» **Exercise goal**
Where does the string "BootRedisApplicationTests" appear? Copy every line of the entries below that holds it.
[BEGIN Records to use]
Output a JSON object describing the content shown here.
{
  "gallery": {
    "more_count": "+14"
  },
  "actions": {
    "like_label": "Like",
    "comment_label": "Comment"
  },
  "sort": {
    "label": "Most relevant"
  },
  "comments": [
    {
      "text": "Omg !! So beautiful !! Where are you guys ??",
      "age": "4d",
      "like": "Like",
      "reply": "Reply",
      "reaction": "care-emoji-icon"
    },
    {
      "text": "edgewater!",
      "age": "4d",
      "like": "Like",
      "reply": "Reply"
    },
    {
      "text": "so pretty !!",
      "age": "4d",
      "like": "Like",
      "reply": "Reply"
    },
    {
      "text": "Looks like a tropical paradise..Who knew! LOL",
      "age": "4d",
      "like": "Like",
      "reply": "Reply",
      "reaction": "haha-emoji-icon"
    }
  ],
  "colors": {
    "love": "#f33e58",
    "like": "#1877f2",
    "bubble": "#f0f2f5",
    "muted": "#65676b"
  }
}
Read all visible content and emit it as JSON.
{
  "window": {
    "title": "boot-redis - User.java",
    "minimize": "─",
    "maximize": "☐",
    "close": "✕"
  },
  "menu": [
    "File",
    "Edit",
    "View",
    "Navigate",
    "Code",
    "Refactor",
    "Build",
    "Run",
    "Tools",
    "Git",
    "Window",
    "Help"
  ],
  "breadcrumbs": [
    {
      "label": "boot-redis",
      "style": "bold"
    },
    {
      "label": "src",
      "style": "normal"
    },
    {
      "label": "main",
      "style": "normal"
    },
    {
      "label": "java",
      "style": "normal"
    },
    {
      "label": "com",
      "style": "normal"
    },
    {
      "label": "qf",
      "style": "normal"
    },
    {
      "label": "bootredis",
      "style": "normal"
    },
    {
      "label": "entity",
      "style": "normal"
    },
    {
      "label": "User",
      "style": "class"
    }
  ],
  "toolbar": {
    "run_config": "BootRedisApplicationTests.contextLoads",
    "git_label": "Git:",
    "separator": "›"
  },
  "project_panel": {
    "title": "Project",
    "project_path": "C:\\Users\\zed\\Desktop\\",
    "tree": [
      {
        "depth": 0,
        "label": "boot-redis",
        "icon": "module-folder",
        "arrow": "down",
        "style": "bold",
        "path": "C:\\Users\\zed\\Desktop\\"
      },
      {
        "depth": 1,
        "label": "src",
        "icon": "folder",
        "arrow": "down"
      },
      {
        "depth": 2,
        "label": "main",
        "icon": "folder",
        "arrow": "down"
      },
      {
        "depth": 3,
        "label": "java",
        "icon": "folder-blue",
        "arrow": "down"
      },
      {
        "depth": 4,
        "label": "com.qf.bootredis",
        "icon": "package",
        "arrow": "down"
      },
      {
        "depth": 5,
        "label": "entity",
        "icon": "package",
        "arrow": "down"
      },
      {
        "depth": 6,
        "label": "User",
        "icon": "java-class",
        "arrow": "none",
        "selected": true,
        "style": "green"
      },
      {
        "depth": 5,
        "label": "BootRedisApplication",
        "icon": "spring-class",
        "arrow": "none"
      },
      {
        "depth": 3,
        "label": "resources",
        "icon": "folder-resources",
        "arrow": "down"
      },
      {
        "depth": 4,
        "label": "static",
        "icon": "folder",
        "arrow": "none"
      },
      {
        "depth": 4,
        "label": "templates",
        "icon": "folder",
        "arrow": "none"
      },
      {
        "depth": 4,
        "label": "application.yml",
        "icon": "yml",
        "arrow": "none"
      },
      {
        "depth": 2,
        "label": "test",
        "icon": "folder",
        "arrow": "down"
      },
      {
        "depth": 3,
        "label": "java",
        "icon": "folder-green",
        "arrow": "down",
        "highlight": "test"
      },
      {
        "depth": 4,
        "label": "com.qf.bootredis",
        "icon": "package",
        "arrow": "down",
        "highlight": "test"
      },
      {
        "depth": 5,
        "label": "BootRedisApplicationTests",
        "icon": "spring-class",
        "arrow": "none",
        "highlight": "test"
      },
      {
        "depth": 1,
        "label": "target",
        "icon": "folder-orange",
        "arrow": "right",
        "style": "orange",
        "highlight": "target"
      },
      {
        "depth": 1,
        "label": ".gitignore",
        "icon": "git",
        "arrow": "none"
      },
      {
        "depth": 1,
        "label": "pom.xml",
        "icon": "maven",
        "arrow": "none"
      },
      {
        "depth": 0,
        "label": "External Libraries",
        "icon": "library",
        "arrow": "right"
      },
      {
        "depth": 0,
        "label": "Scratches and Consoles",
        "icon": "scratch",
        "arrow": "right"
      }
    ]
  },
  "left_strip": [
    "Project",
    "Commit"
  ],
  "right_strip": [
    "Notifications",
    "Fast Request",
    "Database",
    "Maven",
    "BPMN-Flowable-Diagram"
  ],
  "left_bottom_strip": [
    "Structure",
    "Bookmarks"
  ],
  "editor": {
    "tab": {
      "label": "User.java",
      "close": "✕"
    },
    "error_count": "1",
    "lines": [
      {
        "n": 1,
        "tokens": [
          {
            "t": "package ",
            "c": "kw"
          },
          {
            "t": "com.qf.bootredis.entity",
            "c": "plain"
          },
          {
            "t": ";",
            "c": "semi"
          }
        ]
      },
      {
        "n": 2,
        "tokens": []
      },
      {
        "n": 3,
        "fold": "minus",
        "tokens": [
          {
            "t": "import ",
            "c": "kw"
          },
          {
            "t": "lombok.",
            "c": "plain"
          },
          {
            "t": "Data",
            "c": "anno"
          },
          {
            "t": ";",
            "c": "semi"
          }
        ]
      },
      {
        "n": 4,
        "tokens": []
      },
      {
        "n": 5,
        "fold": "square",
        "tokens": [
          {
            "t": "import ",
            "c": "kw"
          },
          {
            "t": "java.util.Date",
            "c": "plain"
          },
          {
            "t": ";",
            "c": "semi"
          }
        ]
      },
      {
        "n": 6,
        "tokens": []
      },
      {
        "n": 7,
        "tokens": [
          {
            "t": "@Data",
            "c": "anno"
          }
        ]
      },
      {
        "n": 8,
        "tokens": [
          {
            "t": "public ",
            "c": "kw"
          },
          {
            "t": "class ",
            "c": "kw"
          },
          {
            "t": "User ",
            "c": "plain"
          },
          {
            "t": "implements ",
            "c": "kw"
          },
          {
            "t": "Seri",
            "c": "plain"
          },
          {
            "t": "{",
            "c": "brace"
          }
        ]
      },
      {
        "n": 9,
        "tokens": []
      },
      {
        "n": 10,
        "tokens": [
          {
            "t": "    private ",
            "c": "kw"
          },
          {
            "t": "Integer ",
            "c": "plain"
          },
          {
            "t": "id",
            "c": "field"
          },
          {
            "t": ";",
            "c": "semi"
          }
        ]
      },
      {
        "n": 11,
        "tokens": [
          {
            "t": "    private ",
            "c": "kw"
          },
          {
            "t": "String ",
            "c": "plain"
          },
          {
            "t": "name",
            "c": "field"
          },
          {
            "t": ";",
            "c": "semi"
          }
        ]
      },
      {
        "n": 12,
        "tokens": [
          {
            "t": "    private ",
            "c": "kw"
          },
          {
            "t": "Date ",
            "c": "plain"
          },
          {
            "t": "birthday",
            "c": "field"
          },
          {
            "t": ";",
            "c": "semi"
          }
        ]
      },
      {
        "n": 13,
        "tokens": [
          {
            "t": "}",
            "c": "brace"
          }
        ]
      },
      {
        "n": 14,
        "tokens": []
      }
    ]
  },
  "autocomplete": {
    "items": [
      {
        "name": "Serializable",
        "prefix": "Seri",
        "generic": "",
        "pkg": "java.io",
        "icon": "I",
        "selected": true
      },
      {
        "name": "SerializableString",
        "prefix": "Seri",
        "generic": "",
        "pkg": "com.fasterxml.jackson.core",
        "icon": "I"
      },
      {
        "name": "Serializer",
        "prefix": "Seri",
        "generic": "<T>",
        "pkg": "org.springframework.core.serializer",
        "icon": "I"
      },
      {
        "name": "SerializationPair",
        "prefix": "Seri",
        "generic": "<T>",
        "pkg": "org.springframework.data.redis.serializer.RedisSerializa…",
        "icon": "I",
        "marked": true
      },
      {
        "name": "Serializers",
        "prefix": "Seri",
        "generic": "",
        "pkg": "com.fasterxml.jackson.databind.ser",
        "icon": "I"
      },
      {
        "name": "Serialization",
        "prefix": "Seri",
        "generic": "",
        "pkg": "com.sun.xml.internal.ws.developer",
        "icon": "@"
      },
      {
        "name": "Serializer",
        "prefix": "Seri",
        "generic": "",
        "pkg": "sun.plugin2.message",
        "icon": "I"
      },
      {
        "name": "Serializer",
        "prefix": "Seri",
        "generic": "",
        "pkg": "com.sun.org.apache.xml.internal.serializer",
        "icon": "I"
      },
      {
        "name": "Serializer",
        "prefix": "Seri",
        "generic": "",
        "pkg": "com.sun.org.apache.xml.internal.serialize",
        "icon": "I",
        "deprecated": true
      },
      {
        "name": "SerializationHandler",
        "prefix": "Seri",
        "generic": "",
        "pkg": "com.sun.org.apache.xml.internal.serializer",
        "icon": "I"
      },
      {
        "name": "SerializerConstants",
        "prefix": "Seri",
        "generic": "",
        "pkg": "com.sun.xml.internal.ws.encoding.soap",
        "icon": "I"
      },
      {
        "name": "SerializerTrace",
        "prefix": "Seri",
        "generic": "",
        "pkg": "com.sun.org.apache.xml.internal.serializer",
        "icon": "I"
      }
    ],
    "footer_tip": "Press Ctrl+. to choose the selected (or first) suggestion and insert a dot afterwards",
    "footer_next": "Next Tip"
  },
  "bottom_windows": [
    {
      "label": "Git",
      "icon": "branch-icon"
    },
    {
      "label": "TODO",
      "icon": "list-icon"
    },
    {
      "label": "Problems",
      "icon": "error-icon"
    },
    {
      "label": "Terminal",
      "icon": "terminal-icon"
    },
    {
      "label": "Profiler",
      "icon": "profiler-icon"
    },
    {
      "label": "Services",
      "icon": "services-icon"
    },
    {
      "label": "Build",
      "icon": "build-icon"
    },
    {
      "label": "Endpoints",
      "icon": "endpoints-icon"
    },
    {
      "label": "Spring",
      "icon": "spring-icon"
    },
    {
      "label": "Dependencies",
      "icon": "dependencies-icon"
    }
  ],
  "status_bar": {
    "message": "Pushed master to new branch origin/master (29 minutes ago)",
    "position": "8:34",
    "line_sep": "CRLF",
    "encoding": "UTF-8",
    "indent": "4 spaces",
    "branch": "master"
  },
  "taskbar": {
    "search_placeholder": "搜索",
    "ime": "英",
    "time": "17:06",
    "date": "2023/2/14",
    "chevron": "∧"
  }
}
[END Records to use]
» **Answer to the problem**
    "run_config": "BootRedisApplicationTests.contextLoads",
        "label": "BootRedisApplicationTests",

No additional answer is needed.